- **Written problem**
Quote the listing below in full and exactly as written, but omit every picture.

- **Items**
==*==
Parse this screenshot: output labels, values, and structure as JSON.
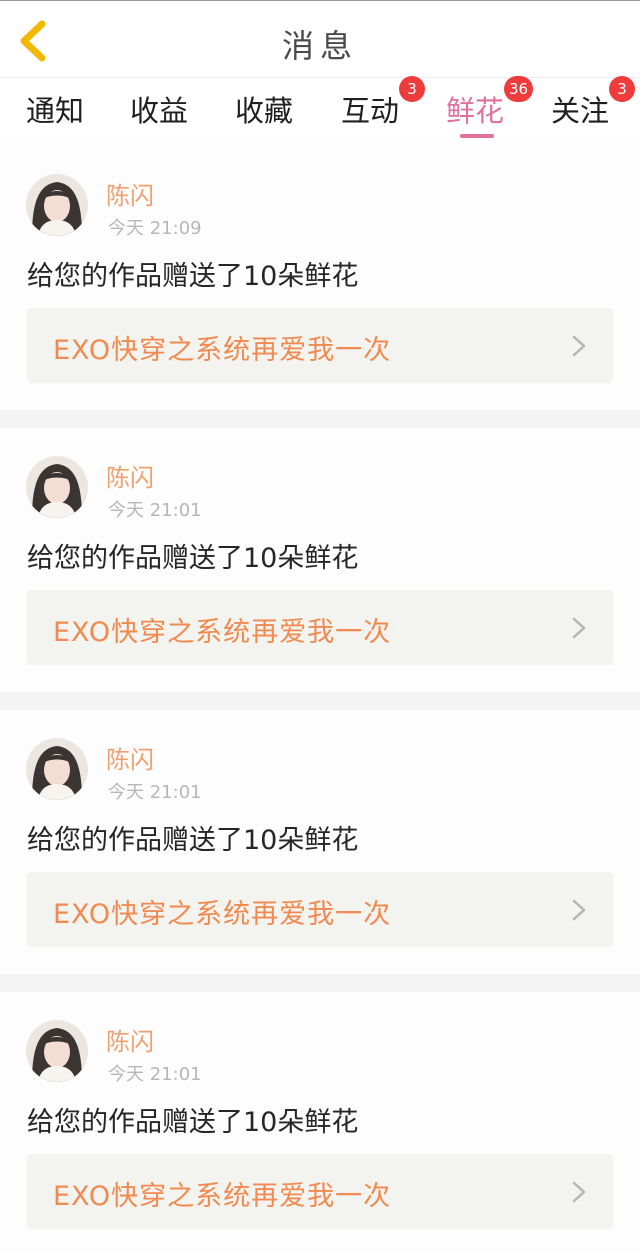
{
  "header": {
    "title": "消息",
    "back_icon": "chevron-left-icon",
    "back_icon_color": "#f5b800"
  },
  "tabs": [
    {
      "label": "通知",
      "badge": null
    },
    {
      "label": "收益",
      "badge": null
    },
    {
      "label": "收藏",
      "badge": null
    },
    {
      "label": "互动",
      "badge": "3"
    },
    {
      "label": "鲜花",
      "badge": "36",
      "active": true
    },
    {
      "label": "关注",
      "badge": "3"
    }
  ],
  "colors": {
    "accent": "#e0719c",
    "badge": "#ee3b3b",
    "username": "#f0a070",
    "work_title": "#f08a50"
  },
  "messages": [
    {
      "user": "陈闪",
      "time": "今天  21:09",
      "text": "给您的作品赠送了10朵鲜花",
      "work_title": "EXO快穿之系统再爱我一次"
    },
    {
      "user": "陈闪",
      "time": "今天  21:01",
      "text": "给您的作品赠送了10朵鲜花",
      "work_title": "EXO快穿之系统再爱我一次"
    },
    {
      "user": "陈闪",
      "time": "今天  21:01",
      "text": "给您的作品赠送了10朵鲜花",
      "work_title": "EXO快穿之系统再爱我一次"
    },
    {
      "user": "陈闪",
      "time": "今天  21:01",
      "text": "给您的作品赠送了10朵鲜花",
      "work_title": "EXO快穿之系统再爱我一次"
    }
  ]
}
==*==
- **Exercise output**
Parse this screenshot: output labels, values, and structure as JSON.
{
  "header": {
    "title": "消息",
    "back_icon": "chevron-left-icon",
    "back_icon_color": "#f5b800"
  },
  "tabs": [
    {
      "label": "通知",
      "badge": null
    },
    {
      "label": "收益",
      "badge": null
    },
    {
      "label": "收藏",
      "badge": null
    },
    {
      "label": "互动",
      "badge": "3"
    },
    {
      "label": "鲜花",
      "badge": "36",
      "active": true
    },
    {
      "label": "关注",
      "badge": "3"
    }
  ],
  "colors": {
    "accent": "#e0719c",
    "badge": "#ee3b3b",
    "username": "#f0a070",
    "work_title": "#f08a50"
  },
  "messages": [
    {
      "user": "陈闪",
      "time": "今天  21:09",
      "text": "给您的作品赠送了10朵鲜花",
      "work_title": "EXO快穿之系统再爱我一次"
    },
    {
      "user": "陈闪",
      "time": "今天  21:01",
      "text": "给您的作品赠送了10朵鲜花",
      "work_title": "EXO快穿之系统再爱我一次"
    },
    {
      "user": "陈闪",
      "time": "今天  21:01",
      "text": "给您的作品赠送了10朵鲜花",
      "work_title": "EXO快穿之系统再爱我一次"
    },
    {
      "user": "陈闪",
      "time": "今天  21:01",
      "text": "给您的作品赠送了10朵鲜花",
      "work_title": "EXO快穿之系统再爱我一次"
    }
  ]
}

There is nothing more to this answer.